Records excerpted from a collection
[start]
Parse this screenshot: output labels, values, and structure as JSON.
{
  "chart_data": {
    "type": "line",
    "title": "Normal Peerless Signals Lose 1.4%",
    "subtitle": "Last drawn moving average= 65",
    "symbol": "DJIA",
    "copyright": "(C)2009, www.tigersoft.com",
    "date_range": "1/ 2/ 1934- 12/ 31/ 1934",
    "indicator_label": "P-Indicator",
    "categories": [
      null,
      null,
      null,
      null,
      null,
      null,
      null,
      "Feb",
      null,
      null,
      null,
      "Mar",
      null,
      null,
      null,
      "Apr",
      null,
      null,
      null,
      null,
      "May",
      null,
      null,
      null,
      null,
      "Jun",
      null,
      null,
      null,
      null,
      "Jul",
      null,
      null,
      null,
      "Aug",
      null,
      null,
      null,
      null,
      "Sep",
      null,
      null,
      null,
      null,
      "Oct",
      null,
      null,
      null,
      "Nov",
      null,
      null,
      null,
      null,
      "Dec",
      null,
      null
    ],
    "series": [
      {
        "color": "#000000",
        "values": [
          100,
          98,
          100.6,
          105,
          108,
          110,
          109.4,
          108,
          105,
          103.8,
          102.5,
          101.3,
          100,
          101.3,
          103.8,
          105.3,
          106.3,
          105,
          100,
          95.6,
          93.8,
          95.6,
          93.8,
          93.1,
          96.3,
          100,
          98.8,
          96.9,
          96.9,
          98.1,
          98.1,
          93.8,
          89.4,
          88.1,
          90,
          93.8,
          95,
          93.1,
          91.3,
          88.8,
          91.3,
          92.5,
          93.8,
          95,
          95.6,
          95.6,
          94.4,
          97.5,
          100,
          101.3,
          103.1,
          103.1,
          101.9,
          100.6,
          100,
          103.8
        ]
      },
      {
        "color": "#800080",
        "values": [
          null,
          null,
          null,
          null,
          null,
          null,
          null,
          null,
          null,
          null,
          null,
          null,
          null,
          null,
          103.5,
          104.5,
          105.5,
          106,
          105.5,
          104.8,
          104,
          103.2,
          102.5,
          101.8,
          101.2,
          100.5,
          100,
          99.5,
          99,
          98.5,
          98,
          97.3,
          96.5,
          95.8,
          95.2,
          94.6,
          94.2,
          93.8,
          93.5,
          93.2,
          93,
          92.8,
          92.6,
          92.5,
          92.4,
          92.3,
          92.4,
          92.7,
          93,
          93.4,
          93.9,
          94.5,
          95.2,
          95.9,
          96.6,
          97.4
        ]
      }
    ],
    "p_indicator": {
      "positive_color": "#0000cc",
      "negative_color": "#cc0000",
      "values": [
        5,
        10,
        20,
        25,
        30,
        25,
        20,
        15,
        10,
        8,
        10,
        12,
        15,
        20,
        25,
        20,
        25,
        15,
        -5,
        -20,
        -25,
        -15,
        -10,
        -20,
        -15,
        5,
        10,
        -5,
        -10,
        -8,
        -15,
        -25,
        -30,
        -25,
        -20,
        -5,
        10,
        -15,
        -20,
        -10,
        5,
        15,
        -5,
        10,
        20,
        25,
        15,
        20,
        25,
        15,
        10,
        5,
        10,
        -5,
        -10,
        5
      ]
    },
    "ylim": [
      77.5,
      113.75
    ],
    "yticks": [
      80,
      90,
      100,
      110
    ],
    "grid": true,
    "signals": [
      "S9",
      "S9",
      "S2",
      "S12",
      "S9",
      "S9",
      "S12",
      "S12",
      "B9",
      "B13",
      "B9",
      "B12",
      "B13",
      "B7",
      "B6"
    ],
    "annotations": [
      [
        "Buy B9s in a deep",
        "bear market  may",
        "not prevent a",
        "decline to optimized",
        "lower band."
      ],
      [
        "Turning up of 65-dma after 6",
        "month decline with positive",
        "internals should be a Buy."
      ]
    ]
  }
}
[end]
* **TASK DIRECTIONS**: Repeat each entry word for word.

* **RESULT OF THIS TASK**:
Parse this screenshot: output labels, values, and structure as JSON.
{
  "chart_data": {
    "type": "line",
    "title": "Normal Peerless Signals Lose 1.4%",
    "subtitle": "Last drawn moving average= 65",
    "symbol": "DJIA",
    "copyright": "(C)2009, www.tigersoft.com",
    "date_range": "1/ 2/ 1934- 12/ 31/ 1934",
    "indicator_label": "P-Indicator",
    "categories": [
      null,
      null,
      null,
      null,
      null,
      null,
      null,
      "Feb",
      null,
      null,
      null,
      "Mar",
      null,
      null,
      null,
      "Apr",
      null,
      null,
      null,
      null,
      "May",
      null,
      null,
      null,
      null,
      "Jun",
      null,
      null,
      null,
      null,
      "Jul",
      null,
      null,
      null,
      "Aug",
      null,
      null,
      null,
      null,
      "Sep",
      null,
      null,
      null,
      null,
      "Oct",
      null,
      null,
      null,
      "Nov",
      null,
      null,
      null,
      null,
      "Dec",
      null,
      null
    ],
    "series": [
      {
        "color": "#000000",
        "values": [
          100,
          98,
          100.6,
          105,
          108,
          110,
          109.4,
          108,
          105,
          103.8,
          102.5,
          101.3,
          100,
          101.3,
          103.8,
          105.3,
          106.3,
          105,
          100,
          95.6,
          93.8,
          95.6,
          93.8,
          93.1,
          96.3,
          100,
          98.8,
          96.9,
          96.9,
          98.1,
          98.1,
          93.8,
          89.4,
          88.1,
          90,
          93.8,
          95,
          93.1,
          91.3,
          88.8,
          91.3,
          92.5,
          93.8,
          95,
          95.6,
          95.6,
          94.4,
          97.5,
          100,
          101.3,
          103.1,
          103.1,
          101.9,
          100.6,
          100,
          103.8
        ]
      },
      {
        "color": "#800080",
        "values": [
          null,
          null,
          null,
          null,
          null,
          null,
          null,
          null,
          null,
          null,
          null,
          null,
          null,
          null,
          103.5,
          104.5,
          105.5,
          106,
          105.5,
          104.8,
          104,
          103.2,
          102.5,
          101.8,
          101.2,
          100.5,
          100,
          99.5,
          99,
          98.5,
          98,
          97.3,
          96.5,
          95.8,
          95.2,
          94.6,
          94.2,
          93.8,
          93.5,
          93.2,
          93,
          92.8,
          92.6,
          92.5,
          92.4,
          92.3,
          92.4,
          92.7,
          93,
          93.4,
          93.9,
          94.5,
          95.2,
          95.9,
          96.6,
          97.4
        ]
      }
    ],
    "p_indicator": {
      "positive_color": "#0000cc",
      "negative_color": "#cc0000",
      "values": [
        5,
        10,
        20,
        25,
        30,
        25,
        20,
        15,
        10,
        8,
        10,
        12,
        15,
        20,
        25,
        20,
        25,
        15,
        -5,
        -20,
        -25,
        -15,
        -10,
        -20,
        -15,
        5,
        10,
        -5,
        -10,
        -8,
        -15,
        -25,
        -30,
        -25,
        -20,
        -5,
        10,
        -15,
        -20,
        -10,
        5,
        15,
        -5,
        10,
        20,
        25,
        15,
        20,
        25,
        15,
        10,
        5,
        10,
        -5,
        -10,
        5
      ]
    },
    "ylim": [
      77.5,
      113.75
    ],
    "yticks": [
      80,
      90,
      100,
      110
    ],
    "grid": true,
    "signals": [
      "S9",
      "S9",
      "S2",
      "S12",
      "S9",
      "S9",
      "S12",
      "S12",
      "B9",
      "B13",
      "B9",
      "B12",
      "B13",
      "B7",
      "B6"
    ],
    "annotations": [
      [
        "Buy B9s in a deep",
        "bear market  may",
        "not prevent a",
        "decline to optimized",
        "lower band."
      ],
      [
        "Turning up of 65-dma after 6",
        "month decline with positive",
        "internals should be a Buy."
      ]
    ]
  }
}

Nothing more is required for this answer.